[Records that describe figures]
[start]
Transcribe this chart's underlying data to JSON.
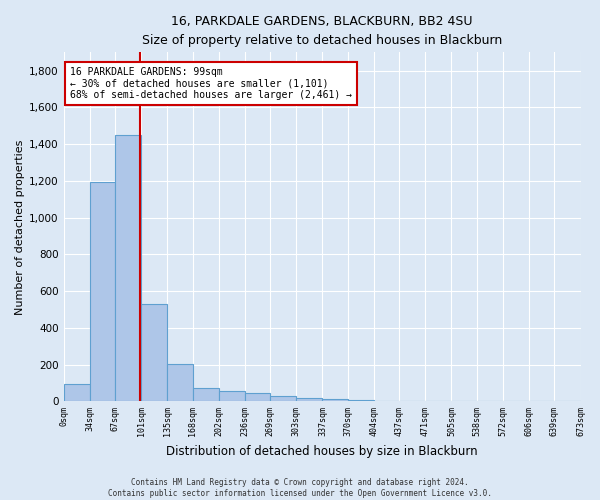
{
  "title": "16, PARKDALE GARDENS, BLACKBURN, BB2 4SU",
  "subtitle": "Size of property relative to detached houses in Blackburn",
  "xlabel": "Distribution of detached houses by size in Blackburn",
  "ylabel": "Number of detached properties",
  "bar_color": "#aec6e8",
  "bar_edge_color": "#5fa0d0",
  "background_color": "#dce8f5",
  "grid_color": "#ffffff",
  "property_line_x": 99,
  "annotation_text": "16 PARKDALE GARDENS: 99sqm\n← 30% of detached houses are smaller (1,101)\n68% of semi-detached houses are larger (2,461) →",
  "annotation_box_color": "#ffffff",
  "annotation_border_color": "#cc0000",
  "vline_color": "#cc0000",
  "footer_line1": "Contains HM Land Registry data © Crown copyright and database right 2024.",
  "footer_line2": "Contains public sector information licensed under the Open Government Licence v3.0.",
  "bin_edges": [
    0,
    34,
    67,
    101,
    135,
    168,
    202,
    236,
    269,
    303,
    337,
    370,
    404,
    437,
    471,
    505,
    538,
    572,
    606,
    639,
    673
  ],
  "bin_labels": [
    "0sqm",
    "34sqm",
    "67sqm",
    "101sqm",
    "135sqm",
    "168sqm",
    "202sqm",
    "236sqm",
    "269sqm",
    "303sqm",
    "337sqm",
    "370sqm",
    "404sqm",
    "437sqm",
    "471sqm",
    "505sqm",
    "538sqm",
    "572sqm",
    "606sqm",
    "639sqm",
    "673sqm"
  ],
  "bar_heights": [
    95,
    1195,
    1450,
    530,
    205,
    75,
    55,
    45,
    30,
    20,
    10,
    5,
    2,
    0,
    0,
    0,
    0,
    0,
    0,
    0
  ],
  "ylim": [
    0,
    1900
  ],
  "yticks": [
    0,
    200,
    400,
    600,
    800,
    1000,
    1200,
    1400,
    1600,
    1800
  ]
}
[end]
*YOUR GOAL*
Quote the full listing above word for word; exclude every picture from the copy.

*FULL SOLUTION*
Transcribe this chart's underlying data to JSON.
{
  "title": "16, PARKDALE GARDENS, BLACKBURN, BB2 4SU",
  "subtitle": "Size of property relative to detached houses in Blackburn",
  "xlabel": "Distribution of detached houses by size in Blackburn",
  "ylabel": "Number of detached properties",
  "bar_color": "#aec6e8",
  "bar_edge_color": "#5fa0d0",
  "background_color": "#dce8f5",
  "grid_color": "#ffffff",
  "property_line_x": 99,
  "annotation_text": "16 PARKDALE GARDENS: 99sqm\n← 30% of detached houses are smaller (1,101)\n68% of semi-detached houses are larger (2,461) →",
  "annotation_box_color": "#ffffff",
  "annotation_border_color": "#cc0000",
  "vline_color": "#cc0000",
  "footer_line1": "Contains HM Land Registry data © Crown copyright and database right 2024.",
  "footer_line2": "Contains public sector information licensed under the Open Government Licence v3.0.",
  "bin_edges": [
    0,
    34,
    67,
    101,
    135,
    168,
    202,
    236,
    269,
    303,
    337,
    370,
    404,
    437,
    471,
    505,
    538,
    572,
    606,
    639,
    673
  ],
  "bin_labels": [
    "0sqm",
    "34sqm",
    "67sqm",
    "101sqm",
    "135sqm",
    "168sqm",
    "202sqm",
    "236sqm",
    "269sqm",
    "303sqm",
    "337sqm",
    "370sqm",
    "404sqm",
    "437sqm",
    "471sqm",
    "505sqm",
    "538sqm",
    "572sqm",
    "606sqm",
    "639sqm",
    "673sqm"
  ],
  "bar_heights": [
    95,
    1195,
    1450,
    530,
    205,
    75,
    55,
    45,
    30,
    20,
    10,
    5,
    2,
    0,
    0,
    0,
    0,
    0,
    0,
    0
  ],
  "ylim": [
    0,
    1900
  ],
  "yticks": [
    0,
    200,
    400,
    600,
    800,
    1000,
    1200,
    1400,
    1600,
    1800
  ]
}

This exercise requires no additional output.